## Excerpt to read
↓↓↓

Written Evidence Submitted by Dr Becky Arnold
Who am I?
I am a postdoctoral researcher at the University of Keele studying astrophysics. My main area of focus is on understanding how star clusters form and evolve. I have also done a large amount of work investigating and advocating for methods to improve the reproducibility of research that relies significantly on computers to analyse data and produce results, which nowadays is a very large fraction of research.
My experience on this topic:
● Lead collaborator on the Alan Turing Institute project The Turing Way: a how-to guide for reproducible research
● Software Sustainability Institute Fellow advocating for the preservation of the software used to conduct research in order to improve reusability, consistency, and reproducibility
● Member of the Sheffield Reproducibility Network whilst I worked at Sheffield University
● Invited speaker on the Sustainable Software Practice for Reproducible Research panel at the Collaborations Workshop Conference 2019
● Given numerous talks on research reproducibility, for example to the Data Science Network at Keele University
In this evidence I will outline common areas of weakness in research reproducibility, and propose strategies to support their improvement.

↑↑↑

## Supplied records
↓↓↓

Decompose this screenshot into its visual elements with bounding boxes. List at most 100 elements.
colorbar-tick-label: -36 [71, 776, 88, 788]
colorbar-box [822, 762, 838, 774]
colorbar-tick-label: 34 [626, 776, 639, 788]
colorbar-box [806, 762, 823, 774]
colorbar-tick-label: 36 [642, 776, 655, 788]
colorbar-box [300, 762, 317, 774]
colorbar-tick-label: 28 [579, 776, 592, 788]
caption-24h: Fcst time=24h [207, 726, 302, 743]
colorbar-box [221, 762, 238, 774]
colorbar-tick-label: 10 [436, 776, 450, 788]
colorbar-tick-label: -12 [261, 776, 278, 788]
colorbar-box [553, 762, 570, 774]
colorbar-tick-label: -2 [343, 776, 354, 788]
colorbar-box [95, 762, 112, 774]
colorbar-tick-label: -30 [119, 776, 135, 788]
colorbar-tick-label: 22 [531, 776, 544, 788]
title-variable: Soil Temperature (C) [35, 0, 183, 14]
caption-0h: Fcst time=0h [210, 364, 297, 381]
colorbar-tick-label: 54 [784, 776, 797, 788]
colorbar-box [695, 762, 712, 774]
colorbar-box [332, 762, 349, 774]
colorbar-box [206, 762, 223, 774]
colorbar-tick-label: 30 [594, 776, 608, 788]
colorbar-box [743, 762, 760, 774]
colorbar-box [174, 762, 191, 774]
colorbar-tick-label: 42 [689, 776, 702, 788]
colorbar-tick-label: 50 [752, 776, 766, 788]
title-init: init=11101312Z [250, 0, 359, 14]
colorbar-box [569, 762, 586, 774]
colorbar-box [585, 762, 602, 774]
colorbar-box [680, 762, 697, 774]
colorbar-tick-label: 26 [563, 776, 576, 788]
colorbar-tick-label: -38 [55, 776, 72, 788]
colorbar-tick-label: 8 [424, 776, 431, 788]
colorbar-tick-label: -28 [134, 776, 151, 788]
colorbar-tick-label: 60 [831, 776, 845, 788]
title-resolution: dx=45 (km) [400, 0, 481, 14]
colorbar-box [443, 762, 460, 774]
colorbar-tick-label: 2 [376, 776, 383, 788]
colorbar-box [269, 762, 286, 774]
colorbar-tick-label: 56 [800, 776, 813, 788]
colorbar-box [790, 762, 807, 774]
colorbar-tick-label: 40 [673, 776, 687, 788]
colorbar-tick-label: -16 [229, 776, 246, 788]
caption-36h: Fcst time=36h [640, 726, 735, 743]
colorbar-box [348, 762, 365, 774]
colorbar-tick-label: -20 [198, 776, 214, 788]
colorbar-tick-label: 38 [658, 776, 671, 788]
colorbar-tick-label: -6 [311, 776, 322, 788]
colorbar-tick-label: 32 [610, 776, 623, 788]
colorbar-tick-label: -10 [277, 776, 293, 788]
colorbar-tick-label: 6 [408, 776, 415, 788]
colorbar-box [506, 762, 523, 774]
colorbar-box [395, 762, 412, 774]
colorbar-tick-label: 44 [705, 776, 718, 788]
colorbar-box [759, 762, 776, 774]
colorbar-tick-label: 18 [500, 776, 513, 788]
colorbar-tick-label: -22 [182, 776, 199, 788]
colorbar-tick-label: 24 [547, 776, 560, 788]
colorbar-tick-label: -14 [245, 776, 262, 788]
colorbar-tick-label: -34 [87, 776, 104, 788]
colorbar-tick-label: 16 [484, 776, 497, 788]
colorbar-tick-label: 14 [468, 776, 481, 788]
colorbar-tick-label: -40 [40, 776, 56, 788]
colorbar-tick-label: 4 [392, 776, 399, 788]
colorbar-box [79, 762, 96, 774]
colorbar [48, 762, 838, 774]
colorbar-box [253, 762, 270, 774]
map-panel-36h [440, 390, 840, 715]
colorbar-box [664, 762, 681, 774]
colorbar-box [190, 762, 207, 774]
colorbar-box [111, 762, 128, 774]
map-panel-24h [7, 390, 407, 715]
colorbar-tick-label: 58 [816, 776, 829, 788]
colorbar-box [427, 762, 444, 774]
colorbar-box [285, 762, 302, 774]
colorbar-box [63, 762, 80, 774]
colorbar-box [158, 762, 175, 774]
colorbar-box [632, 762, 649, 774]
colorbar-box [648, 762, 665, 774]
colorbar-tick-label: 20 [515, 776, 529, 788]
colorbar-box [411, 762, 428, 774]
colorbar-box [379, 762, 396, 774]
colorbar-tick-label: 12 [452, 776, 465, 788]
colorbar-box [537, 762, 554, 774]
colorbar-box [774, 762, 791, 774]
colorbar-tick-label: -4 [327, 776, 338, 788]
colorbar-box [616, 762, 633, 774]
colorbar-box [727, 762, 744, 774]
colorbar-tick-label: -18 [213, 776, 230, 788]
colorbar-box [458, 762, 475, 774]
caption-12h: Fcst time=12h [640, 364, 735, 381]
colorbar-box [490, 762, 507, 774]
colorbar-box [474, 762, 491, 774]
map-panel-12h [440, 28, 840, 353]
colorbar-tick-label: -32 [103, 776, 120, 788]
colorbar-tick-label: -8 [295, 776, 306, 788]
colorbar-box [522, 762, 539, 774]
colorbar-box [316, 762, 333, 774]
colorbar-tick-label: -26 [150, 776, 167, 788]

↑↑↑

## Required task
Copy out the stretch of the written evidence on research reproducibility from "My experience on" through "support their improvement.", word for word.

## Solved problem
My experience on this topic:
● Lead collaborator on the Alan Turing Institute project The Turing Way: a how-to guide for reproducible research
● Software Sustainability Institute Fellow advocating for the preservation of the software used to conduct research in order to improve reusability, consistency, and reproducibility
● Member of the Sheffield Reproducibility Network whilst I worked at Sheffield University
● Invited speaker on the Sustainable Software Practice for Reproducible Research panel at the Collaborations Workshop Conference 2019
● Given numerous talks on research reproducibility, for example to the Data Science Network at Keele University
In this evidence I will outline common areas of weakness in research reproducibility, and propose strategies to support their improvement.